**EXERCISE BRIEF**
In the items below, could you copy out word for word the lines from the one containing "Patent image size: (918, 701)." through the one containing "The user 14 is at (445, 375).", both of those lines included?

[start]

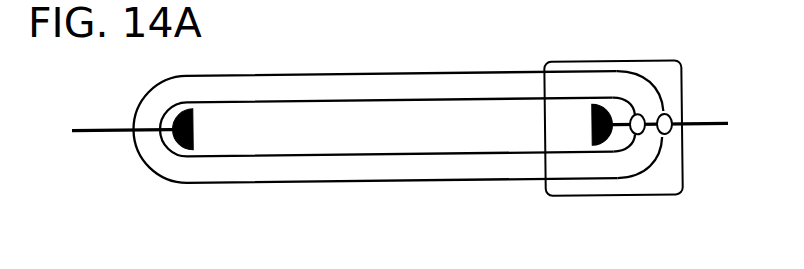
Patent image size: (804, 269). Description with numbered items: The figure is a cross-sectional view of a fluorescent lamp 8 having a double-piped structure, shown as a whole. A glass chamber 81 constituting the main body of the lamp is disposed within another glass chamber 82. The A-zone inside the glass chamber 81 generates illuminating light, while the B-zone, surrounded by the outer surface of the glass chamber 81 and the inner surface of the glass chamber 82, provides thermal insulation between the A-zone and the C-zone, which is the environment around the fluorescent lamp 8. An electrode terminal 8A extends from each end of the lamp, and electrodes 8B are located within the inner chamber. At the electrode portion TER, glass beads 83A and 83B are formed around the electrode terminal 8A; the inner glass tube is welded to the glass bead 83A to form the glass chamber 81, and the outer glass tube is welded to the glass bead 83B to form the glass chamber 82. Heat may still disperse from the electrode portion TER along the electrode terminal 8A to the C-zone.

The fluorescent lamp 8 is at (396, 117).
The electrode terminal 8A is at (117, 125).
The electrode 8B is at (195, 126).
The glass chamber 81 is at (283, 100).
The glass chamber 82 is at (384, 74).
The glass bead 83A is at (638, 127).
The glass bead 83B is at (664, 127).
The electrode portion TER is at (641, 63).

[end]
[start]

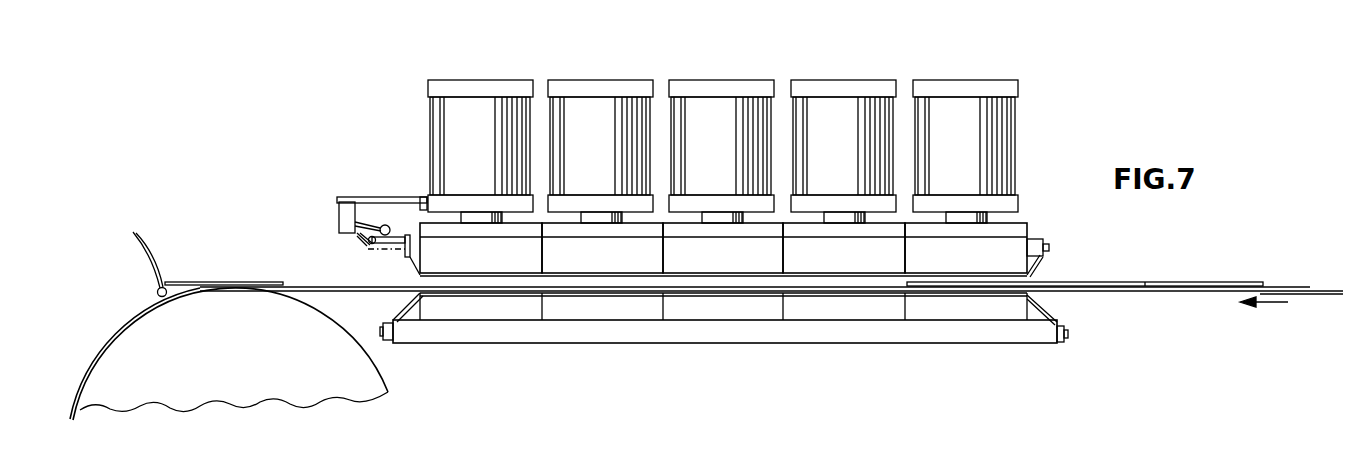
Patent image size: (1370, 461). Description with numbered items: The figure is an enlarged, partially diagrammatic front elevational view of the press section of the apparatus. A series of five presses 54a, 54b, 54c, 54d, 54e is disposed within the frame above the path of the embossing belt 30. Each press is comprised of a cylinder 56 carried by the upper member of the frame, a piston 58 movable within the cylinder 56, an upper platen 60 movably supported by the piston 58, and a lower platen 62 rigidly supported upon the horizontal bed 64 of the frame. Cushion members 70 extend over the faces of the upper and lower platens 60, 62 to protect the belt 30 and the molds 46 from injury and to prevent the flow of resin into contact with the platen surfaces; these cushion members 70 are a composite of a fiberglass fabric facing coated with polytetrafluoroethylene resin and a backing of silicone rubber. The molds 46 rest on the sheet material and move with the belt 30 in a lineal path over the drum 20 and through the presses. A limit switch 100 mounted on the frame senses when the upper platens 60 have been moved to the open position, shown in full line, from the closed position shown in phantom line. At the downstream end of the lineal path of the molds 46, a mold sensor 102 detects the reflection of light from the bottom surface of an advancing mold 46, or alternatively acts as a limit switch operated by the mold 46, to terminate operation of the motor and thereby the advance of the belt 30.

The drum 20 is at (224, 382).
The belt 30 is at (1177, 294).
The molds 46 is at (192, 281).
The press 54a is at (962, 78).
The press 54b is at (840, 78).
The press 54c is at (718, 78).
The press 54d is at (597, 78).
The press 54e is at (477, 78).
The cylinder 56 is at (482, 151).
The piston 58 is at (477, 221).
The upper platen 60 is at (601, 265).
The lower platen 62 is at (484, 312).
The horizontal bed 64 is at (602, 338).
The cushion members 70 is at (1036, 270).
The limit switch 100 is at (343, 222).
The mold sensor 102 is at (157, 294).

[end]
[start]

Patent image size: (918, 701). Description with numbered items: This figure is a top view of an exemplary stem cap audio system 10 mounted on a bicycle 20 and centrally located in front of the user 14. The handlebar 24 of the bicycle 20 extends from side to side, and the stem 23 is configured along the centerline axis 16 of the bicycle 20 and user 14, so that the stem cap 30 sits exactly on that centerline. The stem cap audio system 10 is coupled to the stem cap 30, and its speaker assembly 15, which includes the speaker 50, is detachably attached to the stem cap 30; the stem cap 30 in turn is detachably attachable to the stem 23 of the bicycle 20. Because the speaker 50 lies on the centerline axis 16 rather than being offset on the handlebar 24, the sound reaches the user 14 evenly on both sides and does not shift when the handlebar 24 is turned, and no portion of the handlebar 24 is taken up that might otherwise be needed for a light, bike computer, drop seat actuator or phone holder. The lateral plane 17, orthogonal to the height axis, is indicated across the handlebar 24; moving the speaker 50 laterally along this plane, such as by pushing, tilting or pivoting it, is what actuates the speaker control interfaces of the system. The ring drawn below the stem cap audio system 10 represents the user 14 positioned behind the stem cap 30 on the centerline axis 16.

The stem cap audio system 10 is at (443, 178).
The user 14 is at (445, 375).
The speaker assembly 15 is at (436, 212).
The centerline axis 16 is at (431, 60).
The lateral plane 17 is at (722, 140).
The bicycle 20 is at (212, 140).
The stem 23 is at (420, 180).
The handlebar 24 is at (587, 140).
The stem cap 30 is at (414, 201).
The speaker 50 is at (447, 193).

[end]

**THE OUTPUT**
Patent image size: (918, 701). Description with numbered items: This figure is a top view of an exemplary stem cap audio system 10 mounted on a bicycle 20 and centrally located in front of the user 14. The handlebar 24 of the bicycle 20 extends from side to side, and the stem 23 is configured along the centerline axis 16 of the bicycle 20 and user 14, so that the stem cap 30 sits exactly on that centerline. The stem cap audio system 10 is coupled to the stem cap 30, and its speaker assembly 15, which includes the speaker 50, is detachably attached to the stem cap 30; the stem cap 30 in turn is detachably attachable to the stem 23 of the bicycle 20. Because the speaker 50 lies on the centerline axis 16 rather than being offset on the handlebar 24, the sound reaches the user 14 evenly on both sides and does not shift when the handlebar 24 is turned, and no portion of the handlebar 24 is taken up that might otherwise be needed for a light, bike computer, drop seat actuator or phone holder. The lateral plane 17, orthogonal to the height axis, is indicated across the handlebar 24; moving the speaker 50 laterally along this plane, such as by pushing, tilting or pivoting it, is what actuates the speaker control interfaces of the system. The ring drawn below the stem cap audio system 10 represents the user 14 positioned behind the stem cap 30 on the centerline axis 16.

The stem cap audio system 10 is at (443, 178).
The user 14 is at (445, 375).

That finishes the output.